Stored entries
****************************************
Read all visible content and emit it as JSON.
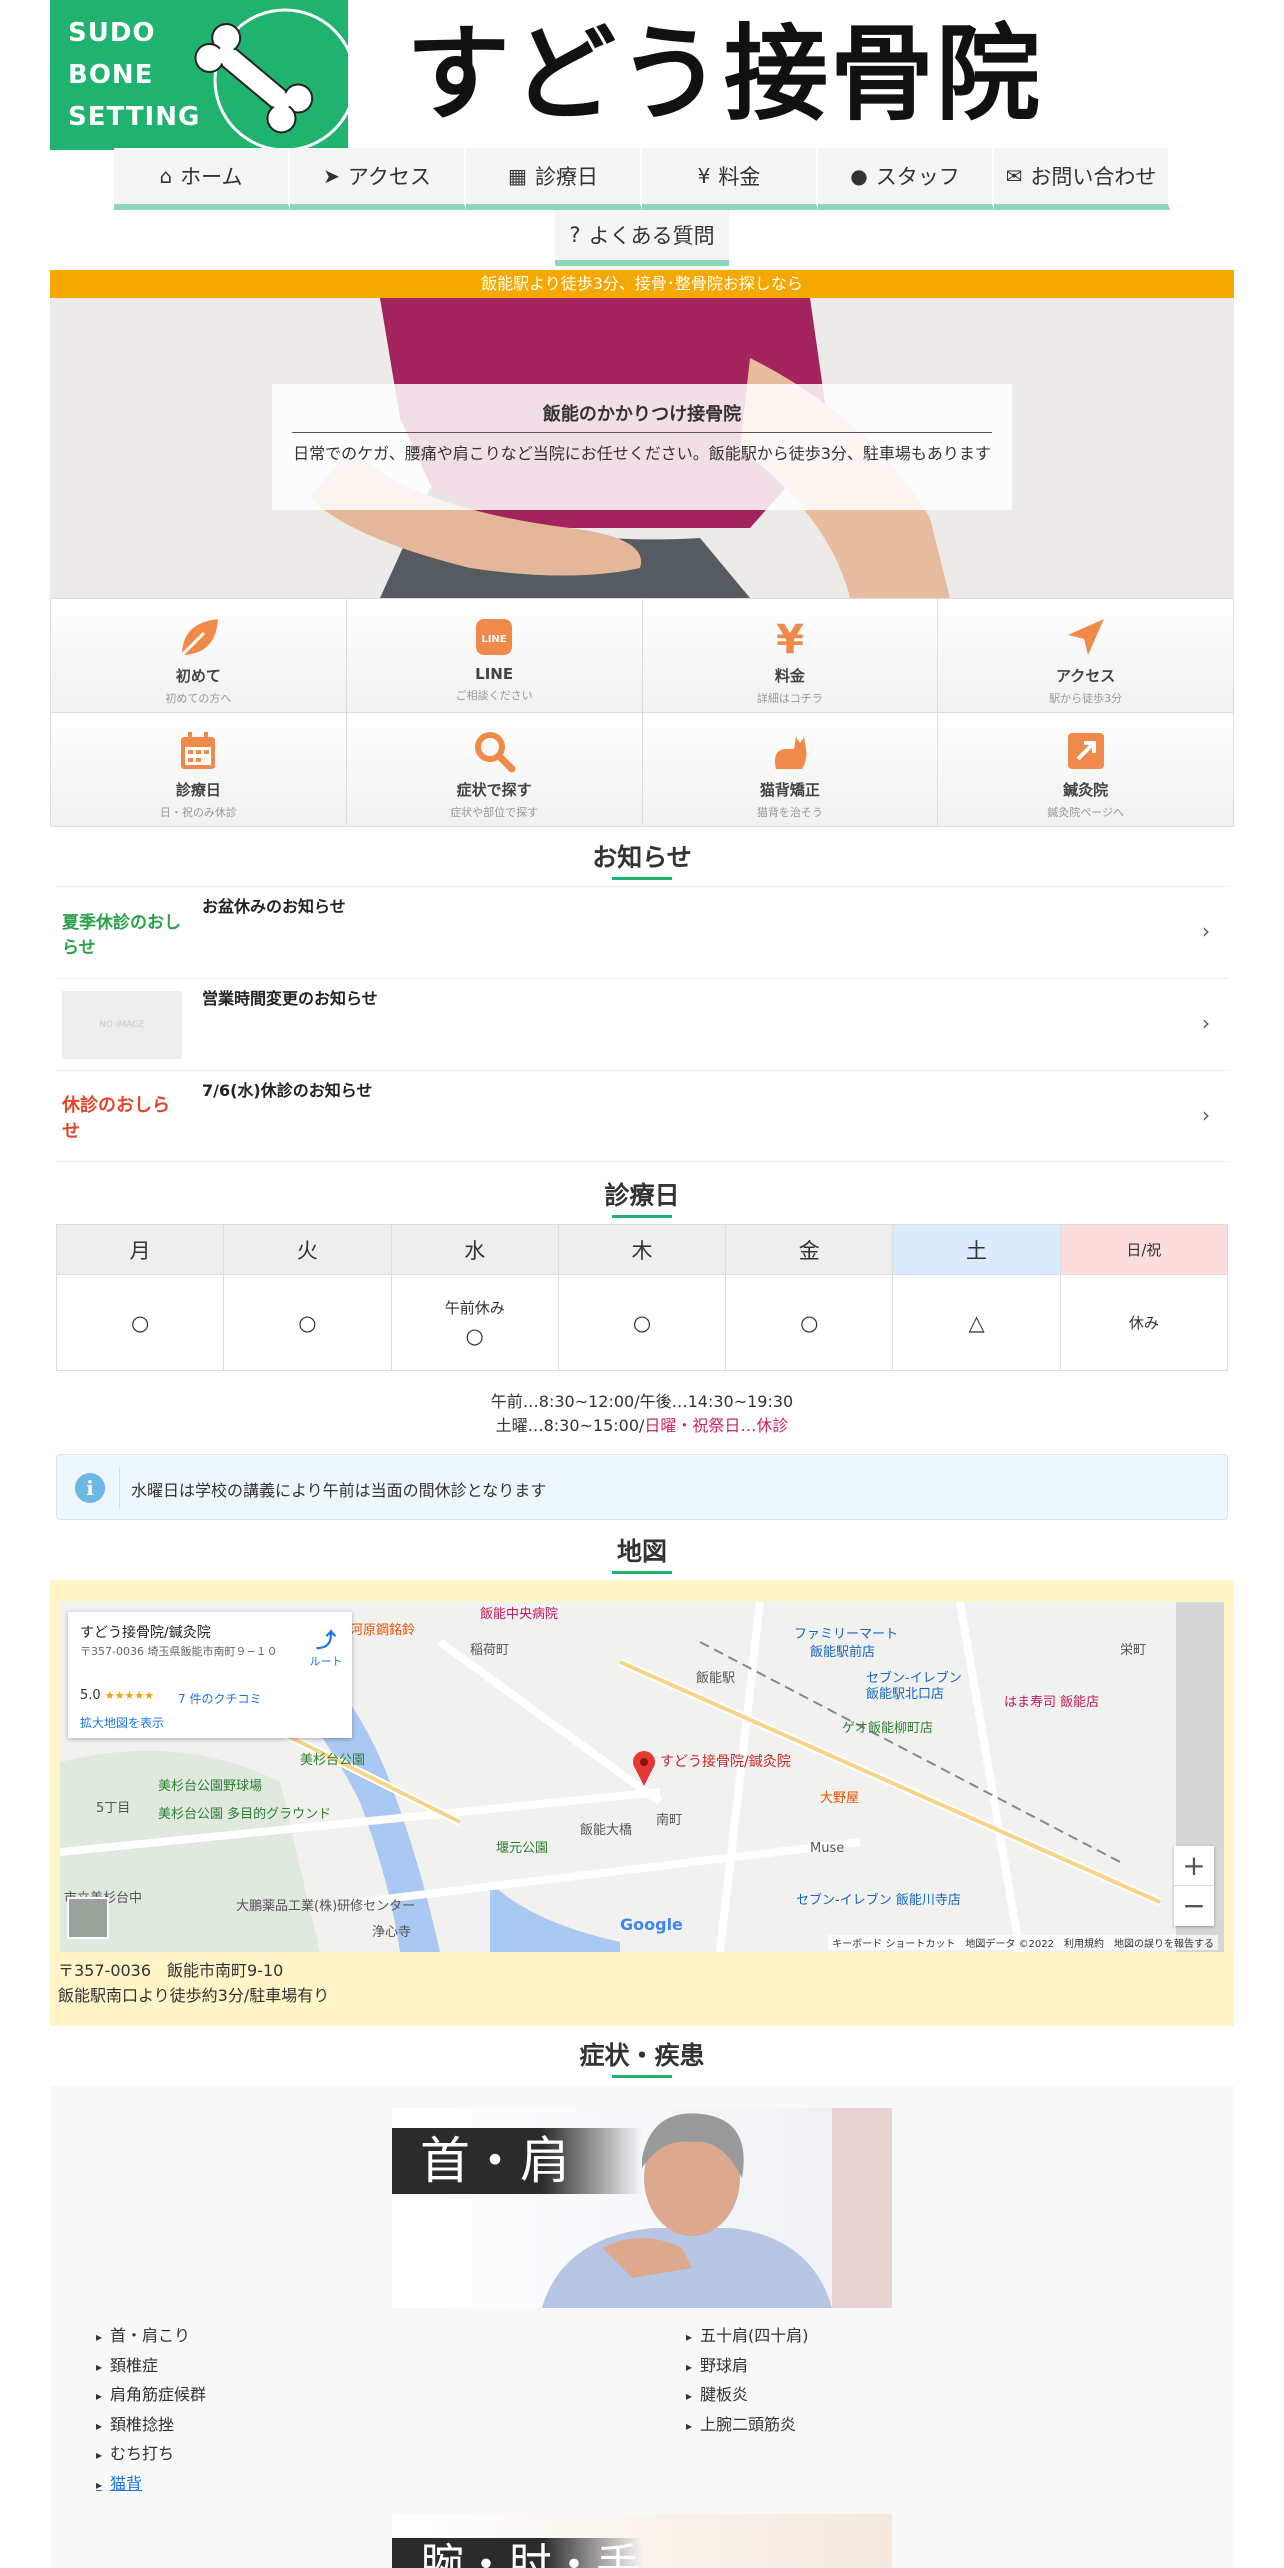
{
  "header": {
    "logo_lines": [
      "SUDO",
      "BONE",
      "SETTING"
    ],
    "site_title": "すどう接骨院"
  },
  "nav": {
    "items": [
      {
        "icon": "home-icon",
        "label": "ホーム"
      },
      {
        "icon": "location-arrow-icon",
        "label": "アクセス"
      },
      {
        "icon": "calendar-icon",
        "label": "診療日"
      },
      {
        "icon": "yen-icon",
        "label": "料金"
      },
      {
        "icon": "user-icon",
        "label": "スタッフ"
      },
      {
        "icon": "envelope-icon",
        "label": "お問い合わせ"
      }
    ],
    "faq": "よくある質問"
  },
  "banner": "飯能駅より徒歩3分、接骨･整骨院お探しなら",
  "hero": {
    "title": "飯能のかかりつけ接骨院",
    "text": "日常でのケガ、腰痛や肩こりなど当院にお任せください。飯能駅から徒歩3分、駐車場もあります"
  },
  "menu": [
    {
      "icon": "leaf-icon",
      "label": "初めて",
      "sub": "初めての方へ"
    },
    {
      "icon": "line-icon",
      "icon_text": "LINE",
      "label": "LINE",
      "sub": "ご相談ください"
    },
    {
      "icon": "yen-icon",
      "label": "料金",
      "sub": "詳細はコチラ"
    },
    {
      "icon": "location-arrow-icon",
      "label": "アクセス",
      "sub": "駅から徒歩3分"
    },
    {
      "icon": "calendar-icon",
      "label": "診療日",
      "sub": "日・祝のみ休診"
    },
    {
      "icon": "search-icon",
      "label": "症状で探す",
      "sub": "症状や部位で探す"
    },
    {
      "icon": "cat-icon",
      "label": "猫背矯正",
      "sub": "猫背を治そう"
    },
    {
      "icon": "external-link-icon",
      "label": "鍼灸院",
      "sub": "鍼灸院ページへ"
    }
  ],
  "news": {
    "heading": "お知らせ",
    "items": [
      {
        "thumb": "夏季休診のおしらせ",
        "title": "お盆休みのお知らせ"
      },
      {
        "thumb": "NO IMAGE",
        "title": "営業時間変更のお知らせ"
      },
      {
        "thumb": "休診のおしらせ",
        "title": "7/6(水)休診のお知らせ"
      }
    ]
  },
  "schedule": {
    "heading": "診療日",
    "days": [
      "月",
      "火",
      "水",
      "木",
      "金",
      "土",
      "日/祝"
    ],
    "marks": [
      "○",
      "○",
      "○",
      "○",
      "○",
      "△",
      "休み"
    ],
    "wed_note": "午前休み",
    "hours_line1": "午前…8:30~12:00/午後…14:30~19:30",
    "hours_line2_pre": "土曜…8:30~15:00/",
    "hours_line2_red": "日曜・祝祭日…休診",
    "notice": "水曜日は学校の講義により午前は当面の間休診となります"
  },
  "map": {
    "heading": "地図",
    "card_name": "すどう接骨院/鍼灸院",
    "card_addr": "〒357-0036 埼玉県飯能市南町９−１０",
    "rating": "5.0",
    "stars": "★★★★★",
    "reviews": "7 件のクチコミ",
    "large_map": "拡大地図を表示",
    "route": "ルート",
    "pin_label": "すどう接骨院/鍼灸院",
    "places": [
      "飯能中央病院",
      "稲荷町",
      "ファミリーマート",
      "飯能駅前店",
      "飯能駅",
      "セブン-イレブン",
      "飯能駅北口店",
      "栄町",
      "はま寿司 飯能店",
      "ゲオ飯能柳町店",
      "美杉台公園",
      "美杉台公園野球場",
      "美杉台公園 多目的グラウンド",
      "5丁目",
      "大野屋",
      "南町",
      "飯能大橋",
      "堰元公園",
      "Muse",
      "セブン-イレブン 飯能川寺店",
      "大鵬薬品工業(株)研修センター",
      "浄心寺",
      "市立美杉台中",
      "河原鋼銘鈴"
    ],
    "footer": "キーボード ショートカット　地図データ ©2022　利用規約　地図の誤りを報告する",
    "google": "Google",
    "addr_line1": "〒357-0036　飯能市南町9-10",
    "addr_line2": "飯能駅南口より徒歩約3分/駐車場有り"
  },
  "symptoms": {
    "heading": "症状・疾患",
    "image_label": "首・肩",
    "left": [
      "首・肩こり",
      "頚椎症",
      "肩角筋症候群",
      "頚椎捻挫",
      "むち打ち",
      "猫背"
    ],
    "right": [
      "五十肩(四十肩)",
      "野球肩",
      "腱板炎",
      "上腕二頭筋炎"
    ],
    "image2_label": "腕・肘・手"
  }
}
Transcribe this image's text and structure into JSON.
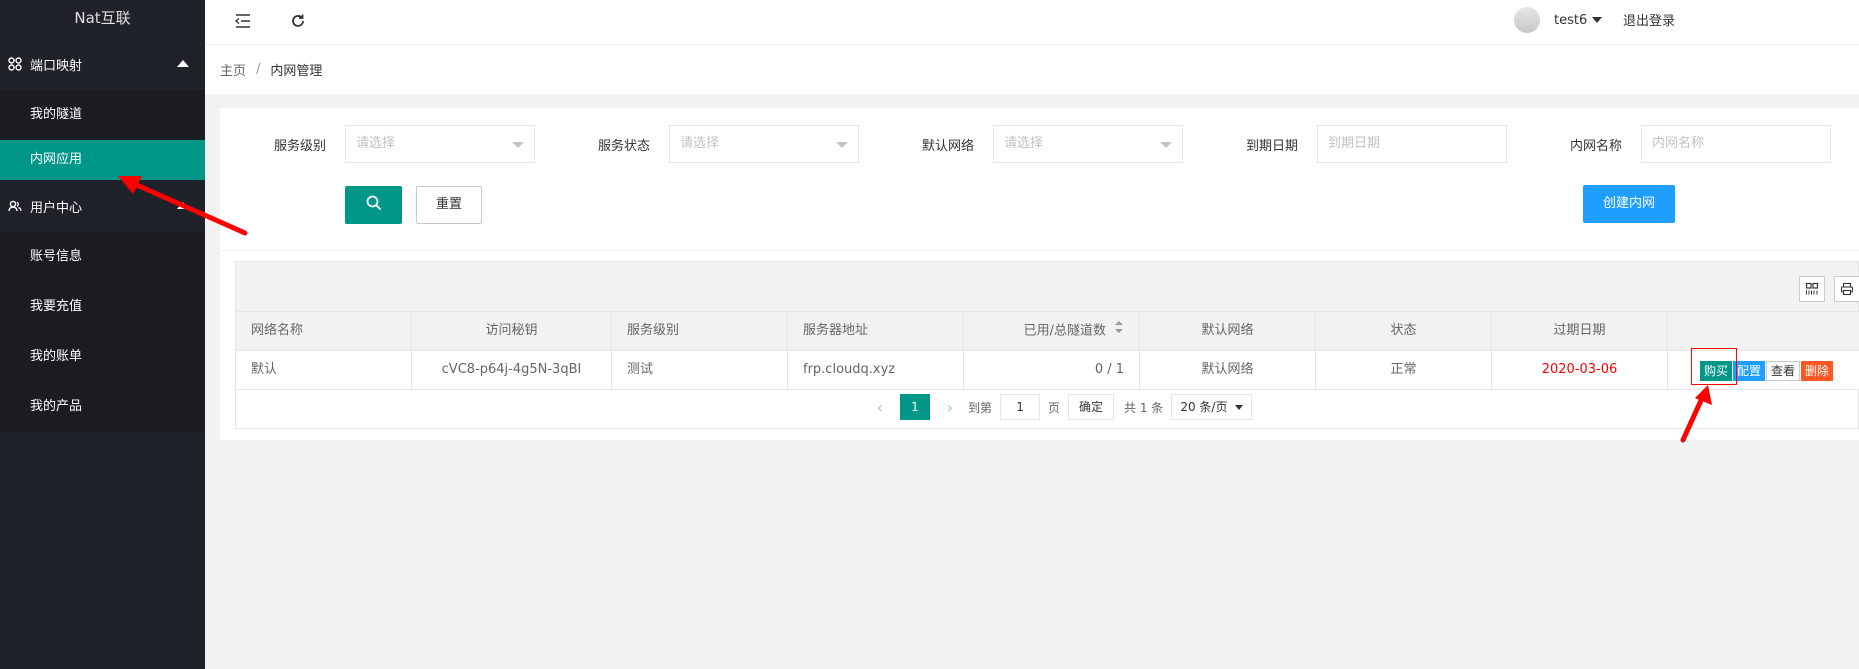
{
  "app": {
    "title": "Nat互联"
  },
  "sidebar": {
    "groups": [
      {
        "label": "端口映射",
        "icon": "cluster-icon",
        "items": [
          {
            "label": "我的隧道"
          },
          {
            "label": "内网应用",
            "active": true
          }
        ]
      },
      {
        "label": "用户中心",
        "icon": "users-icon",
        "items": [
          {
            "label": "账号信息"
          },
          {
            "label": "我要充值"
          },
          {
            "label": "我的账单"
          },
          {
            "label": "我的产品"
          }
        ]
      }
    ]
  },
  "header": {
    "username": "test6",
    "logout": "退出登录"
  },
  "breadcrumb": {
    "home": "主页",
    "separator": "/",
    "current": "内网管理"
  },
  "filters": [
    {
      "label": "服务级别",
      "placeholder": "请选择",
      "type": "select"
    },
    {
      "label": "服务状态",
      "placeholder": "请选择",
      "type": "select"
    },
    {
      "label": "默认网络",
      "placeholder": "请选择",
      "type": "select"
    },
    {
      "label": "到期日期",
      "placeholder": "到期日期",
      "type": "input"
    },
    {
      "label": "内网名称",
      "placeholder": "内网名称",
      "type": "input"
    }
  ],
  "buttons": {
    "reset": "重置",
    "create": "创建内网"
  },
  "table": {
    "columns": [
      "网络名称",
      "访问秘钥",
      "服务级别",
      "服务器地址",
      "已用/总隧道数",
      "默认网络",
      "状态",
      "过期日期",
      ""
    ],
    "rows": [
      {
        "name": "默认",
        "key": "cVC8-p64j-4g5N-3qBI",
        "level": "测试",
        "server": "frp.cloudq.xyz",
        "tunnels": "0 / 1",
        "default_net": "默认网络",
        "status": "正常",
        "expire": "2020-03-06"
      }
    ],
    "actions": {
      "buy": "购买",
      "config": "配置",
      "view": "查看",
      "delete": "删除"
    },
    "expire_color": "#ff0000"
  },
  "pagination": {
    "current": "1",
    "goto_prefix": "到第",
    "goto_value": "1",
    "goto_suffix": "页",
    "confirm": "确定",
    "total": "共 1 条",
    "page_size": "20 条/页"
  },
  "colors": {
    "primary": "#009688",
    "blue": "#1e9fff",
    "danger": "#ff5722",
    "sidebar": "#20222a"
  }
}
****************************************
#### To be done:
Write every record out again exactly; no pictures belong in the copy.

#### The response:
Read all visible content and emit it as JSON.
{
  "header": {
    "logo_lines": [
      "SUDO",
      "BONE",
      "SETTING"
    ],
    "site_title": "すどう接骨院"
  },
  "nav": {
    "items": [
      {
        "icon": "home-icon",
        "label": "ホーム"
      },
      {
        "icon": "location-arrow-icon",
        "label": "アクセス"
      },
      {
        "icon": "calendar-icon",
        "label": "診療日"
      },
      {
        "icon": "yen-icon",
        "label": "料金"
      },
      {
        "icon": "user-icon",
        "label": "スタッフ"
      },
      {
        "icon": "envelope-icon",
        "label": "お問い合わせ"
      }
    ],
    "faq": "よくある質問"
  },
  "banner": "飯能駅より徒歩3分、接骨･整骨院お探しなら",
  "hero": {
    "title": "飯能のかかりつけ接骨院",
    "text": "日常でのケガ、腰痛や肩こりなど当院にお任せください。飯能駅から徒歩3分、駐車場もあります"
  },
  "menu": [
    {
      "icon": "leaf-icon",
      "label": "初めて",
      "sub": "初めての方へ"
    },
    {
      "icon": "line-icon",
      "icon_text": "LINE",
      "label": "LINE",
      "sub": "ご相談ください"
    },
    {
      "icon": "yen-icon",
      "label": "料金",
      "sub": "詳細はコチラ"
    },
    {
      "icon": "location-arrow-icon",
      "label": "アクセス",
      "sub": "駅から徒歩3分"
    },
    {
      "icon": "calendar-icon",
      "label": "診療日",
      "sub": "日・祝のみ休診"
    },
    {
      "icon": "search-icon",
      "label": "症状で探す",
      "sub": "症状や部位で探す"
    },
    {
      "icon": "cat-icon",
      "label": "猫背矯正",
      "sub": "猫背を治そう"
    },
    {
      "icon": "external-link-icon",
      "label": "鍼灸院",
      "sub": "鍼灸院ページへ"
    }
  ],
  "news": {
    "heading": "お知らせ",
    "items": [
      {
        "thumb": "夏季休診のおしらせ",
        "title": "お盆休みのお知らせ"
      },
      {
        "thumb": "NO IMAGE",
        "title": "営業時間変更のお知らせ"
      },
      {
        "thumb": "休診のおしらせ",
        "title": "7/6(水)休診のお知らせ"
      }
    ]
  },
  "schedule": {
    "heading": "診療日",
    "days": [
      "月",
      "火",
      "水",
      "木",
      "金",
      "土",
      "日/祝"
    ],
    "marks": [
      "○",
      "○",
      "○",
      "○",
      "○",
      "△",
      "休み"
    ],
    "wed_note": "午前休み",
    "hours_line1": "午前…8:30~12:00/午後…14:30~19:30",
    "hours_line2_pre": "土曜…8:30~15:00/",
    "hours_line2_red": "日曜・祝祭日…休診",
    "notice": "水曜日は学校の講義により午前は当面の間休診となります"
  },
  "map": {
    "heading": "地図",
    "card_name": "すどう接骨院/鍼灸院",
    "card_addr": "〒357-0036 埼玉県飯能市南町９−１０",
    "rating": "5.0",
    "stars": "★★★★★",
    "reviews": "7 件のクチコミ",
    "large_map": "拡大地図を表示",
    "route": "ルート",
    "pin_label": "すどう接骨院/鍼灸院",
    "places": [
      "飯能中央病院",
      "稲荷町",
      "ファミリーマート",
      "飯能駅前店",
      "飯能駅",
      "セブン-イレブン",
      "飯能駅北口店",
      "栄町",
      "はま寿司 飯能店",
      "ゲオ飯能柳町店",
      "美杉台公園",
      "美杉台公園野球場",
      "美杉台公園 多目的グラウンド",
      "5丁目",
      "大野屋",
      "南町",
      "飯能大橋",
      "堰元公園",
      "Muse",
      "セブン-イレブン 飯能川寺店",
      "大鵬薬品工業(株)研修センター",
      "浄心寺",
      "市立美杉台中",
      "河原鋼銘鈴"
    ],
    "footer": "キーボード ショートカット　地図データ ©2022　利用規約　地図の誤りを報告する",
    "google": "Google",
    "addr_line1": "〒357-0036　飯能市南町9-10",
    "addr_line2": "飯能駅南口より徒歩約3分/駐車場有り"
  },
  "symptoms": {
    "heading": "症状・疾患",
    "image_label": "首・肩",
    "left": [
      "首・肩こり",
      "頚椎症",
      "肩角筋症候群",
      "頚椎捻挫",
      "むち打ち",
      "猫背"
    ],
    "right": [
      "五十肩(四十肩)",
      "野球肩",
      "腱板炎",
      "上腕二頭筋炎"
    ],
    "image2_label": "腕・肘・手"
  }
}
Transcribe this image's text and structure into JSON.
{
  "app": {
    "title": "Nat互联"
  },
  "sidebar": {
    "groups": [
      {
        "label": "端口映射",
        "icon": "cluster-icon",
        "items": [
          {
            "label": "我的隧道"
          },
          {
            "label": "内网应用",
            "active": true
          }
        ]
      },
      {
        "label": "用户中心",
        "icon": "users-icon",
        "items": [
          {
            "label": "账号信息"
          },
          {
            "label": "我要充值"
          },
          {
            "label": "我的账单"
          },
          {
            "label": "我的产品"
          }
        ]
      }
    ]
  },
  "header": {
    "username": "test6",
    "logout": "退出登录"
  },
  "breadcrumb": {
    "home": "主页",
    "separator": "/",
    "current": "内网管理"
  },
  "filters": [
    {
      "label": "服务级别",
      "placeholder": "请选择",
      "type": "select"
    },
    {
      "label": "服务状态",
      "placeholder": "请选择",
      "type": "select"
    },
    {
      "label": "默认网络",
      "placeholder": "请选择",
      "type": "select"
    },
    {
      "label": "到期日期",
      "placeholder": "到期日期",
      "type": "input"
    },
    {
      "label": "内网名称",
      "placeholder": "内网名称",
      "type": "input"
    }
  ],
  "buttons": {
    "reset": "重置",
    "create": "创建内网"
  },
  "table": {
    "columns": [
      "网络名称",
      "访问秘钥",
      "服务级别",
      "服务器地址",
      "已用/总隧道数",
      "默认网络",
      "状态",
      "过期日期",
      ""
    ],
    "rows": [
      {
        "name": "默认",
        "key": "cVC8-p64j-4g5N-3qBI",
        "level": "测试",
        "server": "frp.cloudq.xyz",
        "tunnels": "0 / 1",
        "default_net": "默认网络",
        "status": "正常",
        "expire": "2020-03-06"
      }
    ],
    "actions": {
      "buy": "购买",
      "config": "配置",
      "view": "查看",
      "delete": "删除"
    },
    "expire_color": "#ff0000"
  },
  "pagination": {
    "current": "1",
    "goto_prefix": "到第",
    "goto_value": "1",
    "goto_suffix": "页",
    "confirm": "确定",
    "total": "共 1 条",
    "page_size": "20 条/页"
  },
  "colors": {
    "primary": "#009688",
    "blue": "#1e9fff",
    "danger": "#ff5722",
    "sidebar": "#20222a"
  }
}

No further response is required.